▶ [WHAT IS ASKED]:
Make an exact copy of the listing below.

▶ [PROVIDED ENTRIES]:

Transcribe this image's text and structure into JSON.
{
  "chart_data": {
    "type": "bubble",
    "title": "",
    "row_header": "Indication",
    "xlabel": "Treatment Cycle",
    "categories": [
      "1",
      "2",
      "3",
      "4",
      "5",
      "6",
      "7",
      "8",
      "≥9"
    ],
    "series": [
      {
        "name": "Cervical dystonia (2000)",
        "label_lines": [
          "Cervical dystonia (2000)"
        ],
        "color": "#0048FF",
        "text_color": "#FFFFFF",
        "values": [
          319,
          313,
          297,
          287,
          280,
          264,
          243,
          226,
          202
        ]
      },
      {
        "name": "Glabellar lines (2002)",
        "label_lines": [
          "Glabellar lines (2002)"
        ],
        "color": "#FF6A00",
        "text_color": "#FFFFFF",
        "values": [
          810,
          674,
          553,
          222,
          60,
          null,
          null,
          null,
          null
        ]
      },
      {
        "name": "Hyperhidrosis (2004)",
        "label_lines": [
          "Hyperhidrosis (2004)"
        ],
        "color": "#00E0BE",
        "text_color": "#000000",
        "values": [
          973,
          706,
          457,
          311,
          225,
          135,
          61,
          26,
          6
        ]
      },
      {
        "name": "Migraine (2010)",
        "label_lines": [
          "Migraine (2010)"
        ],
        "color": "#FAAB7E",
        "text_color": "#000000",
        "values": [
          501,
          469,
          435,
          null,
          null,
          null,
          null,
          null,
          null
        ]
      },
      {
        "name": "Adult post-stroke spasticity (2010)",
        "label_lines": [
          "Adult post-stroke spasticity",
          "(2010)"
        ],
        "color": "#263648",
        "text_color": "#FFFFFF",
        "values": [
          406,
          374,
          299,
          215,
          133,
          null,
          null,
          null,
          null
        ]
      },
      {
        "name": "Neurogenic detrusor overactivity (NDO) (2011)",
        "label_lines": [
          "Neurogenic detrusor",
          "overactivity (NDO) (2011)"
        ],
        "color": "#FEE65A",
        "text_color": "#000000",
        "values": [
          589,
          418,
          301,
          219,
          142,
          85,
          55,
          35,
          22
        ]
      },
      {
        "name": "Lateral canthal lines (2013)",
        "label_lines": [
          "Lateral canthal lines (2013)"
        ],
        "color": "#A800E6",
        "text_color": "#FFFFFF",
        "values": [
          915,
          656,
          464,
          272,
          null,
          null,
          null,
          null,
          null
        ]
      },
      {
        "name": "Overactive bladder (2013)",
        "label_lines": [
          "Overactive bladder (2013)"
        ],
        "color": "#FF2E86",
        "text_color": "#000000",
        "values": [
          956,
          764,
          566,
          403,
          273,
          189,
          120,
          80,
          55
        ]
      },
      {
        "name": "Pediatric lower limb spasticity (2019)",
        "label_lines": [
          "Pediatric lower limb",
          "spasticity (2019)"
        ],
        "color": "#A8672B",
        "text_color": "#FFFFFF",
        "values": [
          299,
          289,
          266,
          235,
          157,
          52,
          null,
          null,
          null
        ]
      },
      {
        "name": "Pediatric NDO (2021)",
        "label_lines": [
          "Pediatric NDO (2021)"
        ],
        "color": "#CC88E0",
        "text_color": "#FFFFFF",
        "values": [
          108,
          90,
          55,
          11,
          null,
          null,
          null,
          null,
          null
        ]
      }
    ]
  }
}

▶ [RESPONSE TO THE TASK]:
Transcribe this image's text and structure into JSON.
{
  "chart_data": {
    "type": "bubble",
    "title": "",
    "row_header": "Indication",
    "xlabel": "Treatment Cycle",
    "categories": [
      "1",
      "2",
      "3",
      "4",
      "5",
      "6",
      "7",
      "8",
      "≥9"
    ],
    "series": [
      {
        "name": "Cervical dystonia (2000)",
        "label_lines": [
          "Cervical dystonia (2000)"
        ],
        "color": "#0048FF",
        "text_color": "#FFFFFF",
        "values": [
          319,
          313,
          297,
          287,
          280,
          264,
          243,
          226,
          202
        ]
      },
      {
        "name": "Glabellar lines (2002)",
        "label_lines": [
          "Glabellar lines (2002)"
        ],
        "color": "#FF6A00",
        "text_color": "#FFFFFF",
        "values": [
          810,
          674,
          553,
          222,
          60,
          null,
          null,
          null,
          null
        ]
      },
      {
        "name": "Hyperhidrosis (2004)",
        "label_lines": [
          "Hyperhidrosis (2004)"
        ],
        "color": "#00E0BE",
        "text_color": "#000000",
        "values": [
          973,
          706,
          457,
          311,
          225,
          135,
          61,
          26,
          6
        ]
      },
      {
        "name": "Migraine (2010)",
        "label_lines": [
          "Migraine (2010)"
        ],
        "color": "#FAAB7E",
        "text_color": "#000000",
        "values": [
          501,
          469,
          435,
          null,
          null,
          null,
          null,
          null,
          null
        ]
      },
      {
        "name": "Adult post-stroke spasticity (2010)",
        "label_lines": [
          "Adult post-stroke spasticity",
          "(2010)"
        ],
        "color": "#263648",
        "text_color": "#FFFFFF",
        "values": [
          406,
          374,
          299,
          215,
          133,
          null,
          null,
          null,
          null
        ]
      },
      {
        "name": "Neurogenic detrusor overactivity (NDO) (2011)",
        "label_lines": [
          "Neurogenic detrusor",
          "overactivity (NDO) (2011)"
        ],
        "color": "#FEE65A",
        "text_color": "#000000",
        "values": [
          589,
          418,
          301,
          219,
          142,
          85,
          55,
          35,
          22
        ]
      },
      {
        "name": "Lateral canthal lines (2013)",
        "label_lines": [
          "Lateral canthal lines (2013)"
        ],
        "color": "#A800E6",
        "text_color": "#FFFFFF",
        "values": [
          915,
          656,
          464,
          272,
          null,
          null,
          null,
          null,
          null
        ]
      },
      {
        "name": "Overactive bladder (2013)",
        "label_lines": [
          "Overactive bladder (2013)"
        ],
        "color": "#FF2E86",
        "text_color": "#000000",
        "values": [
          956,
          764,
          566,
          403,
          273,
          189,
          120,
          80,
          55
        ]
      },
      {
        "name": "Pediatric lower limb spasticity (2019)",
        "label_lines": [
          "Pediatric lower limb",
          "spasticity (2019)"
        ],
        "color": "#A8672B",
        "text_color": "#FFFFFF",
        "values": [
          299,
          289,
          266,
          235,
          157,
          52,
          null,
          null,
          null
        ]
      },
      {
        "name": "Pediatric NDO (2021)",
        "label_lines": [
          "Pediatric NDO (2021)"
        ],
        "color": "#CC88E0",
        "text_color": "#FFFFFF",
        "values": [
          108,
          90,
          55,
          11,
          null,
          null,
          null,
          null,
          null
        ]
      }
    ]
  }
}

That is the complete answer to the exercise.